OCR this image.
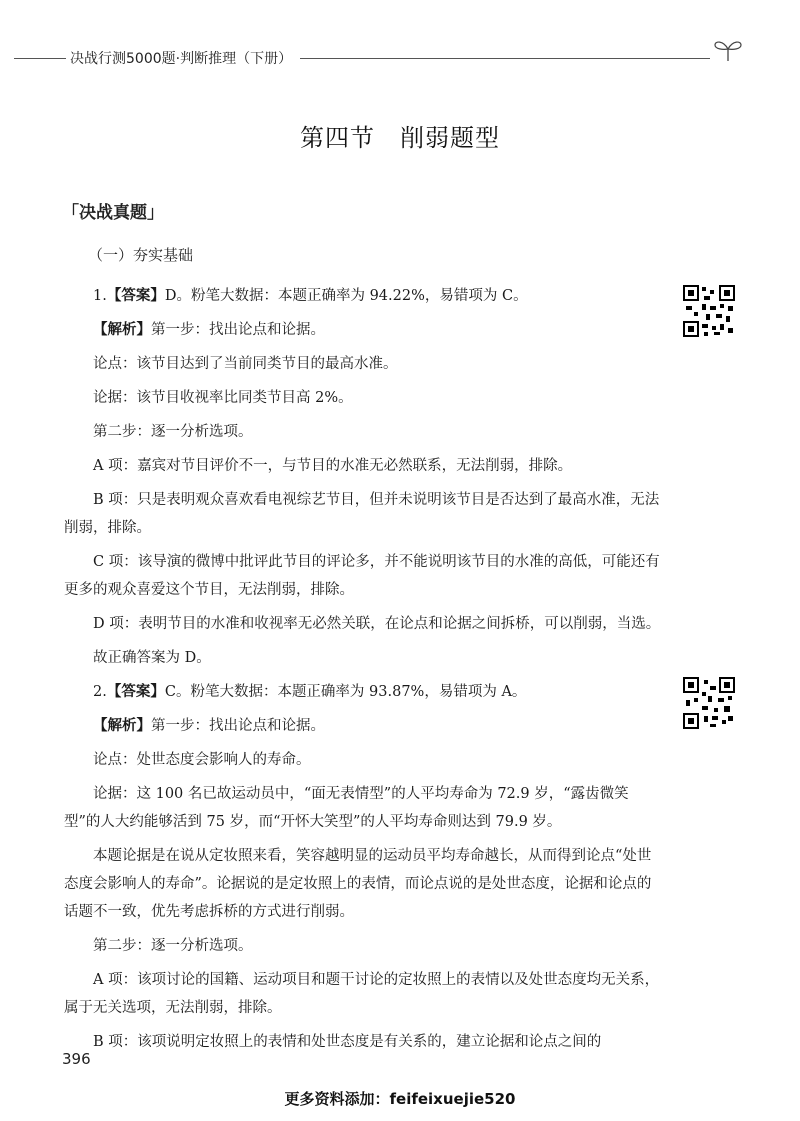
决战行测5000题·判断推理（下册）
第四节　削弱题型
「决战真题」
（一）夯实基础

1.【答案】D。粉笔大数据：本题正确率为 94.22%，易错项为 C。

【解析】第一步：找出论点和论据。

论点：该节目达到了当前同类节目的最高水准。

论据：该节目收视率比同类节目高 2%。

第二步：逐一分析选项。

A 项：嘉宾对节目评价不一，与节目的水准无必然联系，无法削弱，排除。

B 项：只是表明观众喜欢看电视综艺节目，但并未说明该节目是否达到了最高水准，无法削弱，排除。

C 项：该导演的微博中批评此节目的评论多，并不能说明该节目的水准的高低，可能还有更多的观众喜爱这个节目，无法削弱，排除。

D 项：表明节目的水准和收视率无必然关联，在论点和论据之间拆桥，可以削弱，当选。

故正确答案为 D。

2.【答案】C。粉笔大数据：本题正确率为 93.87%，易错项为 A。

【解析】第一步：找出论点和论据。

论点：处世态度会影响人的寿命。

论据：这 100 名已故运动员中，“面无表情型”的人平均寿命为 72.9 岁，“露齿微笑型”的人大约能够活到 75 岁，而“开怀大笑型”的人平均寿命则达到 79.9 岁。

本题论据是在说从定妆照来看，笑容越明显的运动员平均寿命越长，从而得到论点“处世态度会影响人的寿命”。论据说的是定妆照上的表情，而论点说的是处世态度，论据和论点的话题不一致，优先考虑拆桥的方式进行削弱。

第二步：逐一分析选项。

A 项：该项讨论的国籍、运动项目和题干讨论的定妆照上的表情以及处世态度均无关系，属于无关选项，无法削弱，排除。

B 项：该项说明定妆照上的表情和处世态度是有关系的，建立论据和论点之间的

396
更多资料添加：feifeixuejie520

Exercise objective:
Retype everything in the material word for word, minus pictures.

Answer for the task:
OCR this image.
决战行测5000题·判断推理（下册）
第四节　削弱题型
「决战真题」
（一）夯实基础

1.【答案】D。粉笔大数据：本题正确率为 94.22%，易错项为 C。

【解析】第一步：找出论点和论据。

论点：该节目达到了当前同类节目的最高水准。

论据：该节目收视率比同类节目高 2%。

第二步：逐一分析选项。

A 项：嘉宾对节目评价不一，与节目的水准无必然联系，无法削弱，排除。

B 项：只是表明观众喜欢看电视综艺节目，但并未说明该节目是否达到了最高水准，无法削弱，排除。

C 项：该导演的微博中批评此节目的评论多，并不能说明该节目的水准的高低，可能还有更多的观众喜爱这个节目，无法削弱，排除。

D 项：表明节目的水准和收视率无必然关联，在论点和论据之间拆桥，可以削弱，当选。

故正确答案为 D。

2.【答案】C。粉笔大数据：本题正确率为 93.87%，易错项为 A。

【解析】第一步：找出论点和论据。

论点：处世态度会影响人的寿命。

论据：这 100 名已故运动员中，“面无表情型”的人平均寿命为 72.9 岁，“露齿微笑型”的人大约能够活到 75 岁，而“开怀大笑型”的人平均寿命则达到 79.9 岁。

本题论据是在说从定妆照来看，笑容越明显的运动员平均寿命越长，从而得到论点“处世态度会影响人的寿命”。论据说的是定妆照上的表情，而论点说的是处世态度，论据和论点的话题不一致，优先考虑拆桥的方式进行削弱。

第二步：逐一分析选项。

A 项：该项讨论的国籍、运动项目和题干讨论的定妆照上的表情以及处世态度均无关系，属于无关选项，无法削弱，排除。

B 项：该项说明定妆照上的表情和处世态度是有关系的，建立论据和论点之间的

396
更多资料添加：feifeixuejie520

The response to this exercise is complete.